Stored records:
★ ★ ★ ★ ★
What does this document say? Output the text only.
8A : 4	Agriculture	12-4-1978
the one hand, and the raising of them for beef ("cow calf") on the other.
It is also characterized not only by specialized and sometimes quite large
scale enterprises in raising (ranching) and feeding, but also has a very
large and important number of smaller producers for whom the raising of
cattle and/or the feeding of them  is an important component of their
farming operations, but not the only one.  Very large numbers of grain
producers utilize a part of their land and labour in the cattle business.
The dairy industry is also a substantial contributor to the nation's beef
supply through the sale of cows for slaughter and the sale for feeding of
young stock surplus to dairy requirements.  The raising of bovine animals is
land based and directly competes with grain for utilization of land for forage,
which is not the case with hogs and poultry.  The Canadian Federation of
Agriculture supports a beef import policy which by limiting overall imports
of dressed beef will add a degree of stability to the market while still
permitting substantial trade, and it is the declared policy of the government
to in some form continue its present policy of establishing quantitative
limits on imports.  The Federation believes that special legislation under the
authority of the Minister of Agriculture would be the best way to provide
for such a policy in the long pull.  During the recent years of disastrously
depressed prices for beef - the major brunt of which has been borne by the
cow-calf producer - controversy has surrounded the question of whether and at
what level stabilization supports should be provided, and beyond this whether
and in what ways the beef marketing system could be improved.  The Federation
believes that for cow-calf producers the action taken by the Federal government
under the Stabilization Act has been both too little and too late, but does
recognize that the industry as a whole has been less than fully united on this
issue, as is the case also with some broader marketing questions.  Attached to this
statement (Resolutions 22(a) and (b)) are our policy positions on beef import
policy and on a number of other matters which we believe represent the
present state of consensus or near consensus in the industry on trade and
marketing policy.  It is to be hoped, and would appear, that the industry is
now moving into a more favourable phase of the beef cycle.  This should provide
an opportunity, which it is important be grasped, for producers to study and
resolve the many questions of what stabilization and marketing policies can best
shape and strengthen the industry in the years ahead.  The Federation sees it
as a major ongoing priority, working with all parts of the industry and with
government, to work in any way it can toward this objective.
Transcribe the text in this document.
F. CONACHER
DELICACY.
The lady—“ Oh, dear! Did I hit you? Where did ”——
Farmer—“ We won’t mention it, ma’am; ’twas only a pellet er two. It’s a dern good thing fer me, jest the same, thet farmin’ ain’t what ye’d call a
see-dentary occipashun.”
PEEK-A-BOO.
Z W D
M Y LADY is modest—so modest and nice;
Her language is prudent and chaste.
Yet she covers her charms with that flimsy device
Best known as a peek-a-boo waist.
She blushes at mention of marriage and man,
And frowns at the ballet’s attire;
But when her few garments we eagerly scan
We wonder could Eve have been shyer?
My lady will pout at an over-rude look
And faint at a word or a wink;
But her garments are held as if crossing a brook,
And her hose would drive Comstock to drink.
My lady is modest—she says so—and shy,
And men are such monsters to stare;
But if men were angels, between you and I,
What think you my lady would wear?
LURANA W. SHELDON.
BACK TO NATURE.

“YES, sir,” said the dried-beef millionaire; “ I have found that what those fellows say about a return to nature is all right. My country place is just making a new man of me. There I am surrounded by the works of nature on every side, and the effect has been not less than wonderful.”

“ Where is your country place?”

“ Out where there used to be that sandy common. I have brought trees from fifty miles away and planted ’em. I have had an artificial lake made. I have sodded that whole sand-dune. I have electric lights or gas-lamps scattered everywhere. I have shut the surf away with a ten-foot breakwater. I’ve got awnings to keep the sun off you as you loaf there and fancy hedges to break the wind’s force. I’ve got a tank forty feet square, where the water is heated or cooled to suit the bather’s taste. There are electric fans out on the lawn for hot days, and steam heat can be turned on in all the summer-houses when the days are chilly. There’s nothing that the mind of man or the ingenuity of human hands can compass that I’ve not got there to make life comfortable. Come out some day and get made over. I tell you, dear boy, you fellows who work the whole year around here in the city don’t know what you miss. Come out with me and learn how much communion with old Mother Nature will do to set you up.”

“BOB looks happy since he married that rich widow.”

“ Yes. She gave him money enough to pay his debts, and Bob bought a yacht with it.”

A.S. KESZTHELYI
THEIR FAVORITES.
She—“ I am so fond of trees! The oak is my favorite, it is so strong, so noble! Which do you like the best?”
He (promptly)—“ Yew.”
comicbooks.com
★ ★ ★ ★ ★
> _SHORT PROBLEM_
Copy out every line in the entries above that holds "large".

> _TASK RESPONSE_
It is also characterized not only by specialized and sometimes quite large
large and important number of smaller producers for whom the raising of
farming operations, but not the only one.  Very large numbers of grain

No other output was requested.